▼

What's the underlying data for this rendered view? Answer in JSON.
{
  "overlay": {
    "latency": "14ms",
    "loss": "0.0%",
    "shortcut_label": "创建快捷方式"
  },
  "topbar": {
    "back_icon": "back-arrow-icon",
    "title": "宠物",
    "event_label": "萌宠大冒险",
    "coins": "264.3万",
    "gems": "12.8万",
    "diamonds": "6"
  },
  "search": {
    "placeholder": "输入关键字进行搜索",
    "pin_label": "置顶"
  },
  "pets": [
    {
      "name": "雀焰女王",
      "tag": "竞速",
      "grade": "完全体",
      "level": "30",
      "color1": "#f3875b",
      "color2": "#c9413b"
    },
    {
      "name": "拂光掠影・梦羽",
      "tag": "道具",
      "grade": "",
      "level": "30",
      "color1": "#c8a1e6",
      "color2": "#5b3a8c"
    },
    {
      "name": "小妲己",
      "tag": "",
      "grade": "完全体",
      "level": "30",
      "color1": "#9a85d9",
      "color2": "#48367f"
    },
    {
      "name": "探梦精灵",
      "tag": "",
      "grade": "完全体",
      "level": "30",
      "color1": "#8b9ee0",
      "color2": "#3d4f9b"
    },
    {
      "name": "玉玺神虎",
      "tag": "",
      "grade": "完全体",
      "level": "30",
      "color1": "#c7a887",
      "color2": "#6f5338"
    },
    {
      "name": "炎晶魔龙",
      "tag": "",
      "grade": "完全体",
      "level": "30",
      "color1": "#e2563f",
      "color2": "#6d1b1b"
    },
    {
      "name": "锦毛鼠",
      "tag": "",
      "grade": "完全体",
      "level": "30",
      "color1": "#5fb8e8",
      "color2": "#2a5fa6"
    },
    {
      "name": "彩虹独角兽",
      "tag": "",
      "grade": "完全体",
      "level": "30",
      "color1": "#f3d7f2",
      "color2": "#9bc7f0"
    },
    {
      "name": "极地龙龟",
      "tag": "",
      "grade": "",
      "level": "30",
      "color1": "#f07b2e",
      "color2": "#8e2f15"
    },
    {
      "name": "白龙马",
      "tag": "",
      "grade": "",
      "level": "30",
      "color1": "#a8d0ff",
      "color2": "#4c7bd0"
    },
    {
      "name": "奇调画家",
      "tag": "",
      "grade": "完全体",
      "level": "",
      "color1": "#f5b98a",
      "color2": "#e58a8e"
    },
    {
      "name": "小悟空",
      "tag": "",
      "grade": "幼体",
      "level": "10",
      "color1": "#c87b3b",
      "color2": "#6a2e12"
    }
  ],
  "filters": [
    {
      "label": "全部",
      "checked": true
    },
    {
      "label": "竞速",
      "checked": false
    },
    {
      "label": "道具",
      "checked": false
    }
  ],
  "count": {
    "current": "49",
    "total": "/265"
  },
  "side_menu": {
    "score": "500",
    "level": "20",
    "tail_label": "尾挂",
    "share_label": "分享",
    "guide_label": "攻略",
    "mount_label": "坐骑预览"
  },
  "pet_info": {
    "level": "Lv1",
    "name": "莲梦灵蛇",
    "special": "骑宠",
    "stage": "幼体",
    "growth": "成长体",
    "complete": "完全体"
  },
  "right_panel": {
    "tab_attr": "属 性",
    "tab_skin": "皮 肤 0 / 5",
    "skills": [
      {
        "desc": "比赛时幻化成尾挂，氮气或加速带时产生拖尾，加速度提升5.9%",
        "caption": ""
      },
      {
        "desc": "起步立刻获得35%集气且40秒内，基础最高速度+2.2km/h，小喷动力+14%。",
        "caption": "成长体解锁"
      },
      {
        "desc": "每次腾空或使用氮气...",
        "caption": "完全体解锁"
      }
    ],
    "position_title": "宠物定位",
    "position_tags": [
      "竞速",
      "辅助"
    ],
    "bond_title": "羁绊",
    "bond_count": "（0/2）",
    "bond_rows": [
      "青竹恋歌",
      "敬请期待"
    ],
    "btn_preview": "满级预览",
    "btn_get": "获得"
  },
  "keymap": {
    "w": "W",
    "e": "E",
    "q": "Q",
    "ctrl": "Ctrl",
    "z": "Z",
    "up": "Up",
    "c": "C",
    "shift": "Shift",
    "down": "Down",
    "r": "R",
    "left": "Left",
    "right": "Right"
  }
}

▲

• _Aim of the task_:
Copy every line of the listing where the word "caption" appears.

• _Solved exercise_:
        "caption": ""
        "caption": "成长体解锁"
        "caption": "完全体解锁"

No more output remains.